──────── Data rows
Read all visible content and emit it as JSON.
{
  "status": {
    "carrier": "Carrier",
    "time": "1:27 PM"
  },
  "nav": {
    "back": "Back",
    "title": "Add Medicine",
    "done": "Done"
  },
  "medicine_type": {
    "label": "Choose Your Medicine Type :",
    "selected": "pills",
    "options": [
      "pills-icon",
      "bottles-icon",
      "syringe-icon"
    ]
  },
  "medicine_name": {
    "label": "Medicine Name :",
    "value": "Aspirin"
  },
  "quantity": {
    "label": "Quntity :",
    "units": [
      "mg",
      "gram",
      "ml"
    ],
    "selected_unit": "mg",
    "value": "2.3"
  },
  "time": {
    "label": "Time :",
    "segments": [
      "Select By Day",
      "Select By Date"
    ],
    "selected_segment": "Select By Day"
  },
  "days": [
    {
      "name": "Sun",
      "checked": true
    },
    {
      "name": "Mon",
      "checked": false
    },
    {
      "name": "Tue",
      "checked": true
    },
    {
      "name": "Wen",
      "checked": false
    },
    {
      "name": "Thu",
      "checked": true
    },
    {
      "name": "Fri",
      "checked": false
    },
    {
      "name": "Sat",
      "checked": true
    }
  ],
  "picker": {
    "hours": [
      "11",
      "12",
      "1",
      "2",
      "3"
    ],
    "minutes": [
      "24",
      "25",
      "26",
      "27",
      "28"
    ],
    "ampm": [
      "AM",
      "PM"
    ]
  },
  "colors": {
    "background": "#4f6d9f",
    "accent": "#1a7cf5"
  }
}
────────────────
__Directions for this task__: Each record above must be given again exactly.

__Solved problem__:
Read all visible content and emit it as JSON.
{
  "status": {
    "carrier": "Carrier",
    "time": "1:27 PM"
  },
  "nav": {
    "back": "Back",
    "title": "Add Medicine",
    "done": "Done"
  },
  "medicine_type": {
    "label": "Choose Your Medicine Type :",
    "selected": "pills",
    "options": [
      "pills-icon",
      "bottles-icon",
      "syringe-icon"
    ]
  },
  "medicine_name": {
    "label": "Medicine Name :",
    "value": "Aspirin"
  },
  "quantity": {
    "label": "Quntity :",
    "units": [
      "mg",
      "gram",
      "ml"
    ],
    "selected_unit": "mg",
    "value": "2.3"
  },
  "time": {
    "label": "Time :",
    "segments": [
      "Select By Day",
      "Select By Date"
    ],
    "selected_segment": "Select By Day"
  },
  "days": [
    {
      "name": "Sun",
      "checked": true
    },
    {
      "name": "Mon",
      "checked": false
    },
    {
      "name": "Tue",
      "checked": true
    },
    {
      "name": "Wen",
      "checked": false
    },
    {
      "name": "Thu",
      "checked": true
    },
    {
      "name": "Fri",
      "checked": false
    },
    {
      "name": "Sat",
      "checked": true
    }
  ],
  "picker": {
    "hours": [
      "11",
      "12",
      "1",
      "2",
      "3"
    ],
    "minutes": [
      "24",
      "25",
      "26",
      "27",
      "28"
    ],
    "ampm": [
      "AM",
      "PM"
    ]
  },
  "colors": {
    "background": "#4f6d9f",
    "accent": "#1a7cf5"
  }
}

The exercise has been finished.